__WORK INSTRUCTIONS__: Across the data below, how many lines hold "дисперсия"? Answer with that number and nothing else.

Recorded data
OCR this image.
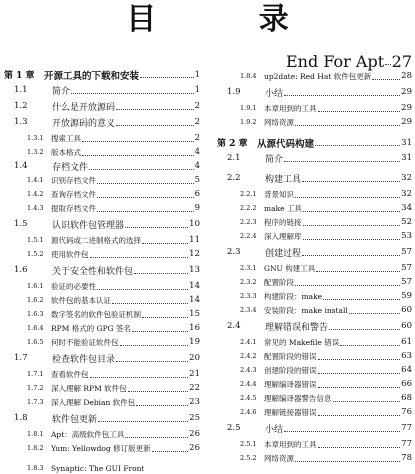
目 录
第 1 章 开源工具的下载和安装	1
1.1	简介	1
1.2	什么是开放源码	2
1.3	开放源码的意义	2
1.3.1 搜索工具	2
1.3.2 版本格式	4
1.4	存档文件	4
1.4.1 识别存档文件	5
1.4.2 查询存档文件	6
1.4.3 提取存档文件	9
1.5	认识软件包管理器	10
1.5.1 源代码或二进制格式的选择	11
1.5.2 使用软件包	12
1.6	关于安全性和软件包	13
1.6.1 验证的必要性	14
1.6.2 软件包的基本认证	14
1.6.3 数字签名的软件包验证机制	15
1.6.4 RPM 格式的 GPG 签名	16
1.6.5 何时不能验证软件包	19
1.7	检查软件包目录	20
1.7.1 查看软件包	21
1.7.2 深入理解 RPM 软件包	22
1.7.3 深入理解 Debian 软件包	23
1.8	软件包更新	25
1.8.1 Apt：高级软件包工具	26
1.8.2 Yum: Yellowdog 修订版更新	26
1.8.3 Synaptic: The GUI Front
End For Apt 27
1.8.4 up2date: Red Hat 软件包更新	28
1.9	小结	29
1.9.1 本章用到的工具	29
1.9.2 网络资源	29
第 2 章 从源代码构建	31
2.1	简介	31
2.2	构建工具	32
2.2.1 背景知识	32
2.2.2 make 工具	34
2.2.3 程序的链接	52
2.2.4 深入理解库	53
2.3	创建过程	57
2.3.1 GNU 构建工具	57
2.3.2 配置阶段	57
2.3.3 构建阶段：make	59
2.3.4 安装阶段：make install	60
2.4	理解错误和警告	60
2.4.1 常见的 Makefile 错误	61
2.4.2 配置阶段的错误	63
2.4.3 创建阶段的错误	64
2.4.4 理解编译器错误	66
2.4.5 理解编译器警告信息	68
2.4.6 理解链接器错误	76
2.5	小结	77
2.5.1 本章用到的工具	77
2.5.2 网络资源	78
--
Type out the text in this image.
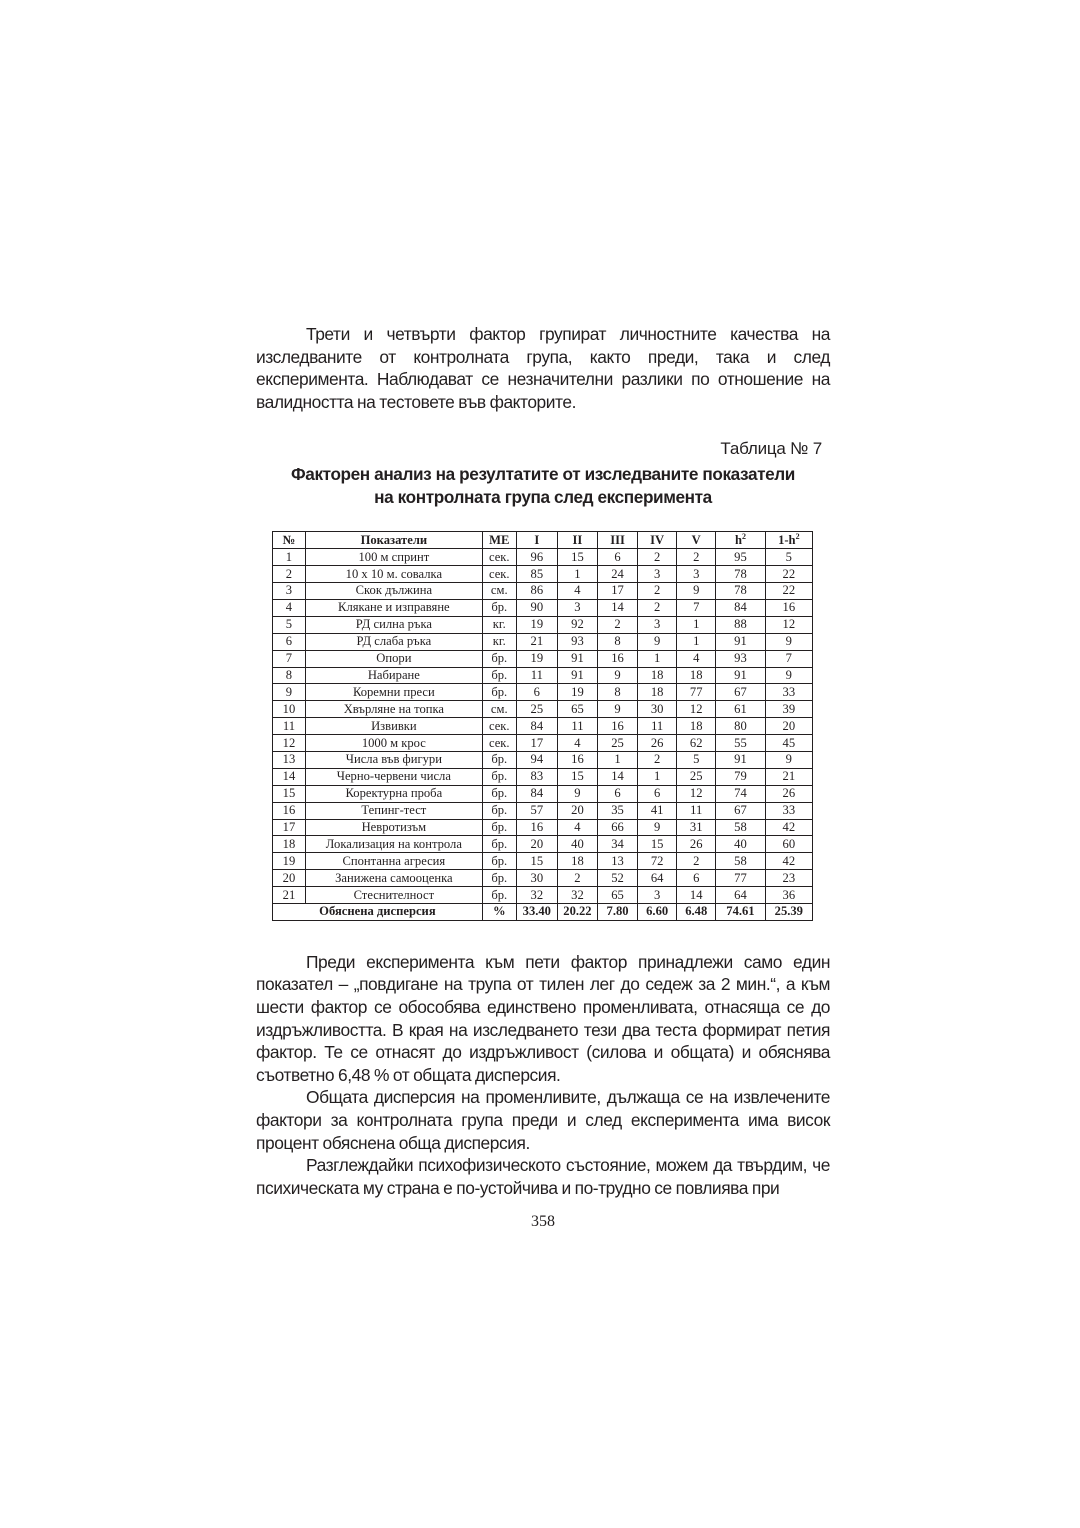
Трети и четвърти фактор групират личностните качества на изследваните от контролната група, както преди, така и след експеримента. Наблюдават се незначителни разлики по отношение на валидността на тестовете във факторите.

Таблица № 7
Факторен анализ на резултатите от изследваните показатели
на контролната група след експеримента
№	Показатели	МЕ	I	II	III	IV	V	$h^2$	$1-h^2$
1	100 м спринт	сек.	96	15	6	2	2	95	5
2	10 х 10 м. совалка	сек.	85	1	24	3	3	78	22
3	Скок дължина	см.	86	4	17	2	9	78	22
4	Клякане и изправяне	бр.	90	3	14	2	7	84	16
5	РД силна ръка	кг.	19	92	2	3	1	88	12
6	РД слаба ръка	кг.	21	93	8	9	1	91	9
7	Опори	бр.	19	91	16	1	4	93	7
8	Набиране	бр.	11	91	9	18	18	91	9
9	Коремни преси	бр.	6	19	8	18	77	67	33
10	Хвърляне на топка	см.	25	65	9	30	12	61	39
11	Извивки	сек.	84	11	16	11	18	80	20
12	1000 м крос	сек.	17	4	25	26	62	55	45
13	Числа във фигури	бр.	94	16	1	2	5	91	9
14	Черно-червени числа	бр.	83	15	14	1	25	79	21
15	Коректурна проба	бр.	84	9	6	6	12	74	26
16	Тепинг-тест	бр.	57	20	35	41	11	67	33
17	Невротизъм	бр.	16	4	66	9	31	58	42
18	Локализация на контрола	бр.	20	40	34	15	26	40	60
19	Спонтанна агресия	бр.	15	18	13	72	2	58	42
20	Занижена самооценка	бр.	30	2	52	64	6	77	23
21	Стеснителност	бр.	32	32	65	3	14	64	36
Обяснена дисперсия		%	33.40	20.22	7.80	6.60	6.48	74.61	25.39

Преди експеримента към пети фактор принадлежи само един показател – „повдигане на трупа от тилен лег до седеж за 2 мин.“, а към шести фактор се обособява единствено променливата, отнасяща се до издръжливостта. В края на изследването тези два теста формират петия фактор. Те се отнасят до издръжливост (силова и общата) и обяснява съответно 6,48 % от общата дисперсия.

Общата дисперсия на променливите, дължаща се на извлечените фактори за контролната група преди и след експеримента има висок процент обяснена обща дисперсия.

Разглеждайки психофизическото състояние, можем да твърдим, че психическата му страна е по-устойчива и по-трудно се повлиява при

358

__RESULT OF THE EXERCISE__: 3